Exercise directions –
Continue the forum discussion about boat autopilots below, starting right after its last sentence.

The drones are moving much faster and turning a lot faster. The calculations needed are of different frequency for different boats. Larger (and/or slower) boats therefore need fewer calculations to hold a course since they turn slower and dont get tossed by waves as much. The same boat in different conditions can take 50 times more energy for an autopilot to hold course.

So in other words, the drones need to recalculate at a higher frequency, and for more axes of freedom, but the calculation needed is less demanding than the one for the boat in waves (in theory anyway) to get the "best" performance.
Quote:
Speed through water is measured on big ships with doppler speed logs. These have not so far been miniaturized sufficiently to use on our boats. We have paddlewheel transducers which are not very good -- influenced very much by the boundary layer and requiring a lot of compensation to give decent data.
With enough passes in known areas without currents, it's possible to calibrate the paddle wheel.

Quote:
Originally Posted by AboutTime1 View Post
LOL.
That can be easily fixed.
Have you fixed anything in opencpn? You might remove "easily" but yes, anything can be fixed.
Quote:
A GPS based compass is just 2 GPS receivers placed some distance apart. You can get the heading of the boat by calculating the heading vector between the two receivers. They'll be operating in differential mode, so the distance error between them will be small.
You may know this, but you cannot just take 2 ordinary gps and make this. The data will be unusable. It requires a specialized receiver that can combine inputs from multiple gps antennas.
Quote:
Drones fly at 60 MPH and pull 10Gs in their 3D maneuvers. The IMU system updates at 100Hz. A boat in waves is standing still compared to this application.

Record excerpts –

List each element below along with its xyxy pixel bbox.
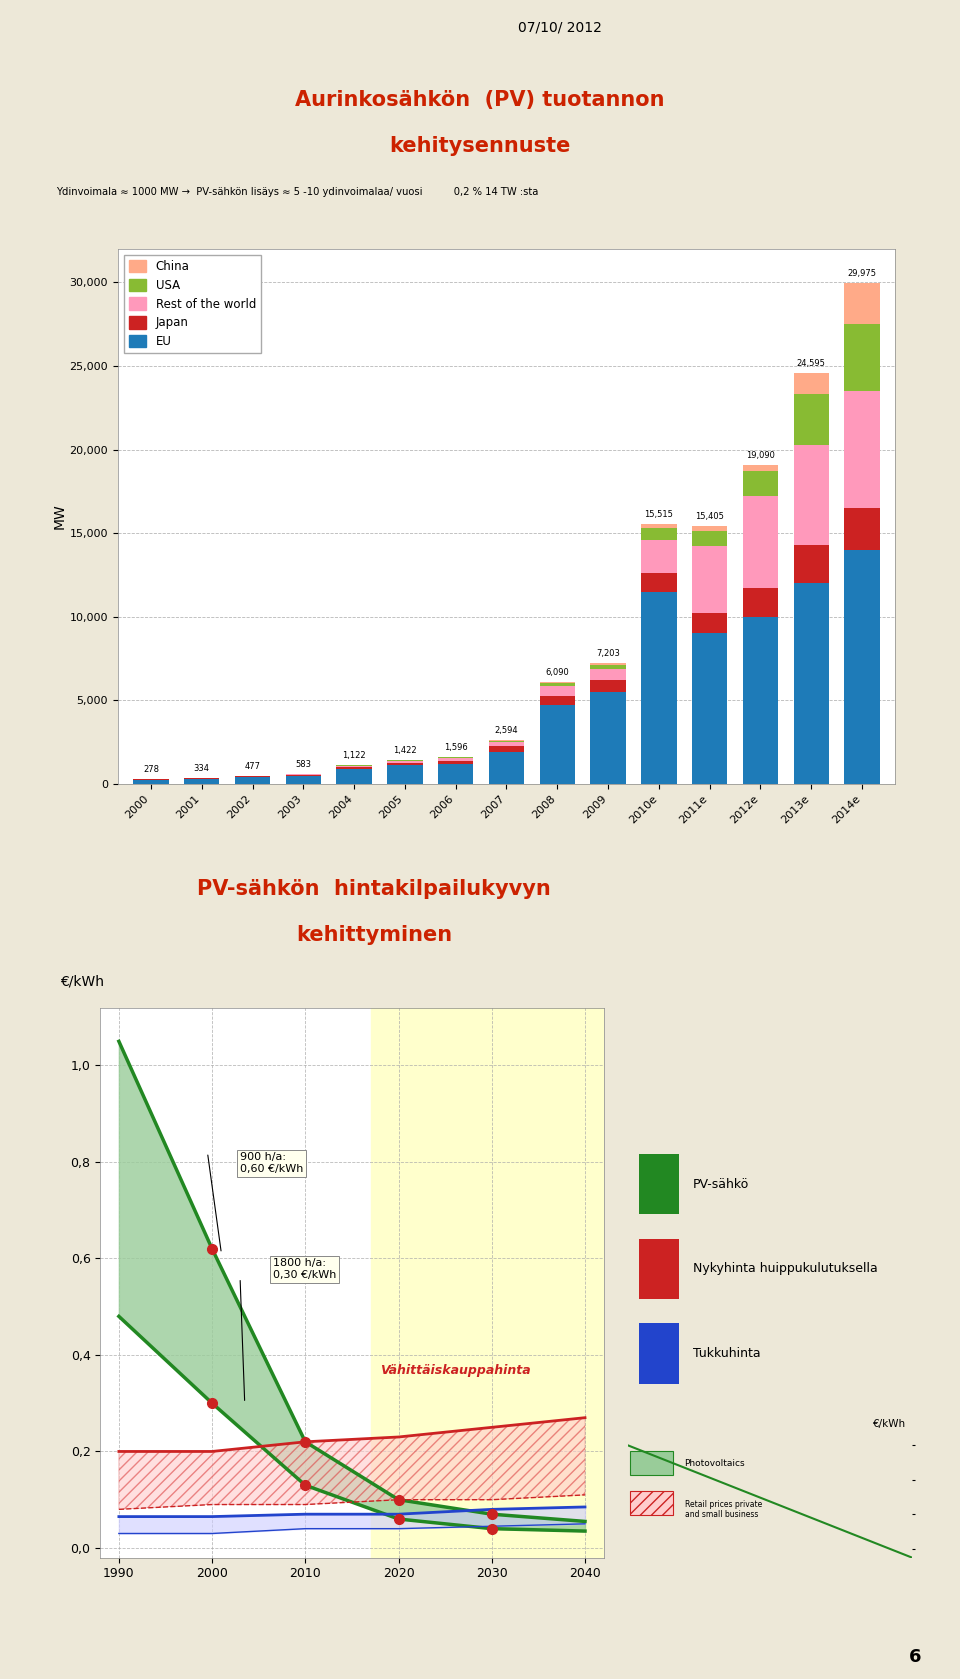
Text: Nykyhinta huippukulutuksella: Nykyhinta huippukulutuksella bbox=[693, 1263, 877, 1276]
Bar bbox=[489, 745, 524, 752]
Bar bbox=[336, 767, 372, 769]
Bar bbox=[540, 687, 575, 697]
Text: Photovoltaics: Photovoltaics bbox=[684, 1459, 745, 1467]
Bar bbox=[743, 616, 779, 784]
Bar bbox=[438, 759, 473, 761]
Text: 2,594: 2,594 bbox=[494, 727, 518, 735]
Bar bbox=[641, 524, 677, 529]
Bar bbox=[641, 539, 677, 573]
Text: €/kWh: €/kWh bbox=[874, 1419, 906, 1429]
Text: Tukkuhinta: Tukkuhinta bbox=[693, 1347, 760, 1360]
Bar bbox=[794, 583, 829, 784]
Bar bbox=[371, 1007, 613, 1558]
Text: Ydinvoimala ≈ 1000 MW →  PV-sähkön lisäys ≈ 5 -10 ydinvoimalaa/ vuosi          0: Ydinvoimala ≈ 1000 MW → PV-sähkön lisäys… bbox=[56, 186, 539, 196]
Text: 24,595: 24,595 bbox=[797, 359, 826, 368]
Bar bbox=[438, 761, 473, 764]
Bar bbox=[540, 683, 575, 687]
Bar bbox=[844, 324, 880, 391]
Bar bbox=[387, 762, 422, 766]
Bar bbox=[489, 752, 524, 784]
Bar bbox=[631, 1491, 673, 1514]
Bar bbox=[639, 1239, 679, 1300]
Bar bbox=[641, 591, 677, 784]
Text: 15,405: 15,405 bbox=[695, 512, 724, 520]
Bar bbox=[743, 465, 779, 472]
Bar bbox=[743, 588, 779, 616]
Text: 278: 278 bbox=[143, 766, 159, 774]
Bar bbox=[794, 445, 829, 544]
Text: PV-sähkö: PV-sähkö bbox=[693, 1177, 750, 1190]
Text: 334: 334 bbox=[194, 764, 209, 772]
Bar bbox=[235, 777, 271, 784]
Text: 19,090: 19,090 bbox=[746, 450, 775, 460]
Text: 1,122: 1,122 bbox=[343, 751, 366, 761]
Bar bbox=[692, 633, 728, 784]
Text: Retail prices private
and small business: Retail prices private and small business bbox=[684, 1499, 762, 1519]
Bar bbox=[641, 573, 677, 591]
Text: kehittyminen: kehittyminen bbox=[296, 925, 452, 945]
Text: 1,596: 1,596 bbox=[444, 744, 468, 752]
Text: Aurinkosähkön  (PV) tuotannon: Aurinkosähkön (PV) tuotannon bbox=[296, 91, 664, 111]
Bar bbox=[590, 665, 626, 670]
Bar bbox=[692, 532, 728, 546]
Text: 07/10/ 2012: 07/10/ 2012 bbox=[518, 20, 602, 34]
Text: 477: 477 bbox=[245, 762, 260, 771]
Bar bbox=[743, 497, 779, 588]
Bar bbox=[844, 509, 880, 549]
Text: 7,203: 7,203 bbox=[596, 650, 620, 658]
Bar bbox=[336, 769, 372, 784]
Bar bbox=[387, 766, 422, 784]
Legend: China, USA, Rest of the world, Japan, EU: China, USA, Rest of the world, Japan, EU bbox=[124, 255, 261, 353]
Text: 583: 583 bbox=[296, 761, 311, 769]
Bar bbox=[590, 670, 626, 680]
Bar bbox=[387, 761, 422, 762]
Bar bbox=[590, 692, 626, 784]
Text: PV-sähkön  hintakilpailukyvyn: PV-sähkön hintakilpailukyvyn bbox=[197, 880, 551, 900]
Bar bbox=[641, 529, 677, 539]
Text: Vähittäiskauppahinta: Vähittäiskauppahinta bbox=[380, 1365, 531, 1377]
Bar bbox=[794, 395, 829, 445]
Text: kehitysennuste: kehitysennuste bbox=[390, 136, 570, 156]
Bar bbox=[639, 1153, 679, 1214]
Text: 1,422: 1,422 bbox=[393, 745, 417, 756]
Text: 29,975: 29,975 bbox=[848, 269, 876, 277]
Bar bbox=[489, 742, 524, 745]
Text: 6,090: 6,090 bbox=[545, 668, 569, 677]
Bar bbox=[692, 526, 728, 532]
Bar bbox=[639, 1323, 679, 1383]
Bar bbox=[692, 546, 728, 613]
Bar bbox=[540, 697, 575, 705]
Bar bbox=[794, 544, 829, 583]
Text: 15,515: 15,515 bbox=[644, 510, 673, 519]
Text: 1800 h/a:
0,30 €/kWh: 1800 h/a: 0,30 €/kWh bbox=[273, 1259, 336, 1279]
Y-axis label: MW: MW bbox=[53, 504, 67, 529]
Text: 900 h/a:
0,60 €/kWh: 900 h/a: 0,60 €/kWh bbox=[240, 1152, 303, 1174]
Bar bbox=[438, 764, 473, 784]
Bar bbox=[540, 705, 575, 784]
Bar bbox=[184, 779, 220, 784]
Bar bbox=[844, 549, 880, 784]
Bar bbox=[844, 391, 880, 509]
Bar bbox=[794, 373, 829, 395]
Text: €/kWh: €/kWh bbox=[60, 974, 104, 989]
Bar bbox=[844, 282, 880, 324]
Bar bbox=[285, 776, 321, 784]
Bar bbox=[133, 779, 169, 784]
Bar bbox=[631, 1451, 673, 1476]
Text: 6: 6 bbox=[909, 1647, 922, 1666]
Bar bbox=[590, 680, 626, 692]
Bar bbox=[743, 472, 779, 497]
Bar bbox=[692, 613, 728, 633]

The response –
A boat as small as this drone moving those speeds would have similar requirements. So on a typical cruising boat, the IMU system can update at 10hz or 20hz and still be "faster" than the system on the drone considering the dynamics.

The bigger difference, is the drone is flying in mostly clean air, not waves, where the boat may be dealing with waves that make it "almost" impossible to steer the boat. This makes compensation algorithms more difficult to avoid over correction.

When the waves make it impossible to steer the boat you just spin in circles and wait. Sometimes currents and waves combine in patterns that create this situation though typically it does not last for more than a few minutes.

Sometimes it is only impossible to steer with the speed and range of movement available to the autopilot, as many autopilot drive motors are slower than manual steering and with less range.
Quote:
Actually, you need speed over ground. True wind = Apparent wind - boat velocity over ground. Velocity needs magnitude and direction.
True wind is not based on velocity over ground. We sometimes compute it this way for lack of water speed instruments. True wind is actually based on wind speed over water.
Quote:
Boat speed through water only really matters as far as tides are concerned. If there are no tides then speed over ground is the same as speed over water.
There are many times currents that have nothing to do with tide.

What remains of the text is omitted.